Structured figure records:
● ● ●

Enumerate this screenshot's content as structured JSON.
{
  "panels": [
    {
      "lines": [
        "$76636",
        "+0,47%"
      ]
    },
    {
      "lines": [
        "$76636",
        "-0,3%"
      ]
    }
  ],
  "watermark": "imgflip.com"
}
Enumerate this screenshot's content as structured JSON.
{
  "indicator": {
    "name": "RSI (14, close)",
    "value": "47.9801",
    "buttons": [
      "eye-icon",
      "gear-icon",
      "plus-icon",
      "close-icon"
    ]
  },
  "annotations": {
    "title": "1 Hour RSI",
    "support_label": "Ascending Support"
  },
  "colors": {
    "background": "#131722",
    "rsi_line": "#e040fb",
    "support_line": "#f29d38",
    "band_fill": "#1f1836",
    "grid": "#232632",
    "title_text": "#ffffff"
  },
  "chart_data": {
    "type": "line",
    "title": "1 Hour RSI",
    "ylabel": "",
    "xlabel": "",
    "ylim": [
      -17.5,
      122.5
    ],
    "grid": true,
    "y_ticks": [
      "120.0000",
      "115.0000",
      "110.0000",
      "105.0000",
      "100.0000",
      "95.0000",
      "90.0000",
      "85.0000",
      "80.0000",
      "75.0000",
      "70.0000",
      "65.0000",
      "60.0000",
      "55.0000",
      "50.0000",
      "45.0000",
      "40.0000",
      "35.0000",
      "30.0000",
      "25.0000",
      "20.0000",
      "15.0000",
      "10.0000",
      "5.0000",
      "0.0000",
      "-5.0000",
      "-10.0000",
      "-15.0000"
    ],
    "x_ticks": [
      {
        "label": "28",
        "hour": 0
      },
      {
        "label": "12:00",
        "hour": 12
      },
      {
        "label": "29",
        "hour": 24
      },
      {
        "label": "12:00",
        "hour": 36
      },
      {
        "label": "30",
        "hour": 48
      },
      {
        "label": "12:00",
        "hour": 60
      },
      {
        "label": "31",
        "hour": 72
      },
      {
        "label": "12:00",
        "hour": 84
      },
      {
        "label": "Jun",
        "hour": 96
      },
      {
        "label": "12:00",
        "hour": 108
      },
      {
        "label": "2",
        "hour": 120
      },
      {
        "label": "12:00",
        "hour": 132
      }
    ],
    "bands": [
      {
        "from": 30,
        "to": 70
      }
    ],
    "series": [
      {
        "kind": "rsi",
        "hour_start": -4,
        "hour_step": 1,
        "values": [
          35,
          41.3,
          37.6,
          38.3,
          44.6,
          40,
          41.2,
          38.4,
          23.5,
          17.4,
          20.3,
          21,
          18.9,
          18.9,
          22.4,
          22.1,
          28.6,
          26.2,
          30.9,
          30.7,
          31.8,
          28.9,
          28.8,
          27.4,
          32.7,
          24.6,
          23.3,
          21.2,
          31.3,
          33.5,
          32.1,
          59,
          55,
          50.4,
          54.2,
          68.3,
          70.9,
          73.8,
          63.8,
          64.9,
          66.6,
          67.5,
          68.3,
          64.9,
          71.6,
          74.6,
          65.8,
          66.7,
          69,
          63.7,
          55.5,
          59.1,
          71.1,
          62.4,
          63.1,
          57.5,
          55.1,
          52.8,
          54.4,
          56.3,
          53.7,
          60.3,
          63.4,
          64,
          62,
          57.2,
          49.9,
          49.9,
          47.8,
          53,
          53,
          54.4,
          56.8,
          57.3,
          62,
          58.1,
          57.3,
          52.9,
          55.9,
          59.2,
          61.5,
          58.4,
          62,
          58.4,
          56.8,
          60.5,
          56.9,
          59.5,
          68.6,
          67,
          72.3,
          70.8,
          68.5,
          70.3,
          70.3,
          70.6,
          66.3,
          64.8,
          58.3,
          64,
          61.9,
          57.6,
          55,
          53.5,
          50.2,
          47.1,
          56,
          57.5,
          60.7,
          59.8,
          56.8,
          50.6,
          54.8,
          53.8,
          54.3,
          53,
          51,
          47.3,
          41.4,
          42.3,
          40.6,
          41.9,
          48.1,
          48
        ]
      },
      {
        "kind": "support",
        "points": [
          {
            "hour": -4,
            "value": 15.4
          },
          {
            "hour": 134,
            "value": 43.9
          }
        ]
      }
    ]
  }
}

● ● ●

**TASK DIRECTIONS**: Return each line of the data exactly as written above.

**ANSWER**:
Enumerate this screenshot's content as structured JSON.
{
  "panels": [
    {
      "lines": [
        "$76636",
        "+0,47%"
      ]
    },
    {
      "lines": [
        "$76636",
        "-0,3%"
      ]
    }
  ],
  "watermark": "imgflip.com"
}
Enumerate this screenshot's content as structured JSON.
{
  "indicator": {
    "name": "RSI (14, close)",
    "value": "47.9801",
    "buttons": [
      "eye-icon",
      "gear-icon",
      "plus-icon",
      "close-icon"
    ]
  },
  "annotations": {
    "title": "1 Hour RSI",
    "support_label": "Ascending Support"
  },
  "colors": {
    "background": "#131722",
    "rsi_line": "#e040fb",
    "support_line": "#f29d38",
    "band_fill": "#1f1836",
    "grid": "#232632",
    "title_text": "#ffffff"
  },
  "chart_data": {
    "type": "line",
    "title": "1 Hour RSI",
    "ylabel": "",
    "xlabel": "",
    "ylim": [
      -17.5,
      122.5
    ],
    "grid": true,
    "y_ticks": [
      "120.0000",
      "115.0000",
      "110.0000",
      "105.0000",
      "100.0000",
      "95.0000",
      "90.0000",
      "85.0000",
      "80.0000",
      "75.0000",
      "70.0000",
      "65.0000",
      "60.0000",
      "55.0000",
      "50.0000",
      "45.0000",
      "40.0000",
      "35.0000",
      "30.0000",
      "25.0000",
      "20.0000",
      "15.0000",
      "10.0000",
      "5.0000",
      "0.0000",
      "-5.0000",
      "-10.0000",
      "-15.0000"
    ],
    "x_ticks": [
      {
        "label": "28",
        "hour": 0
      },
      {
        "label": "12:00",
        "hour": 12
      },
      {
        "label": "29",
        "hour": 24
      },
      {
        "label": "12:00",
        "hour": 36
      },
      {
        "label": "30",
        "hour": 48
      },
      {
        "label": "12:00",
        "hour": 60
      },
      {
        "label": "31",
        "hour": 72
      },
      {
        "label": "12:00",
        "hour": 84
      },
      {
        "label": "Jun",
        "hour": 96
      },
      {
        "label": "12:00",
        "hour": 108
      },
      {
        "label": "2",
        "hour": 120
      },
      {
        "label": "12:00",
        "hour": 132
      }
    ],
    "bands": [
      {
        "from": 30,
        "to": 70
      }
    ],
    "series": [
      {
        "kind": "rsi",
        "hour_start": -4,
        "hour_step": 1,
        "values": [
          35,
          41.3,
          37.6,
          38.3,
          44.6,
          40,
          41.2,
          38.4,
          23.5,
          17.4,
          20.3,
          21,
          18.9,
          18.9,
          22.4,
          22.1,
          28.6,
          26.2,
          30.9,
          30.7,
          31.8,
          28.9,
          28.8,
          27.4,
          32.7,
          24.6,
          23.3,
          21.2,
          31.3,
          33.5,
          32.1,
          59,
          55,
          50.4,
          54.2,
          68.3,
          70.9,
          73.8,
          63.8,
          64.9,
          66.6,
          67.5,
          68.3,
          64.9,
          71.6,
          74.6,
          65.8,
          66.7,
          69,
          63.7,
          55.5,
          59.1,
          71.1,
          62.4,
          63.1,
          57.5,
          55.1,
          52.8,
          54.4,
          56.3,
          53.7,
          60.3,
          63.4,
          64,
          62,
          57.2,
          49.9,
          49.9,
          47.8,
          53,
          53,
          54.4,
          56.8,
          57.3,
          62,
          58.1,
          57.3,
          52.9,
          55.9,
          59.2,
          61.5,
          58.4,
          62,
          58.4,
          56.8,
          60.5,
          56.9,
          59.5,
          68.6,
          67,
          72.3,
          70.8,
          68.5,
          70.3,
          70.3,
          70.6,
          66.3,
          64.8,
          58.3,
          64,
          61.9,
          57.6,
          55,
          53.5,
          50.2,
          47.1,
          56,
          57.5,
          60.7,
          59.8,
          56.8,
          50.6,
          54.8,
          53.8,
          54.3,
          53,
          51,
          47.3,
          41.4,
          42.3,
          40.6,
          41.9,
          48.1,
          48
        ]
      },
      {
        "kind": "support",
        "points": [
          {
            "hour": -4,
            "value": 15.4
          },
          {
            "hour": 134,
            "value": 43.9
          }
        ]
      }
    ]
  }
}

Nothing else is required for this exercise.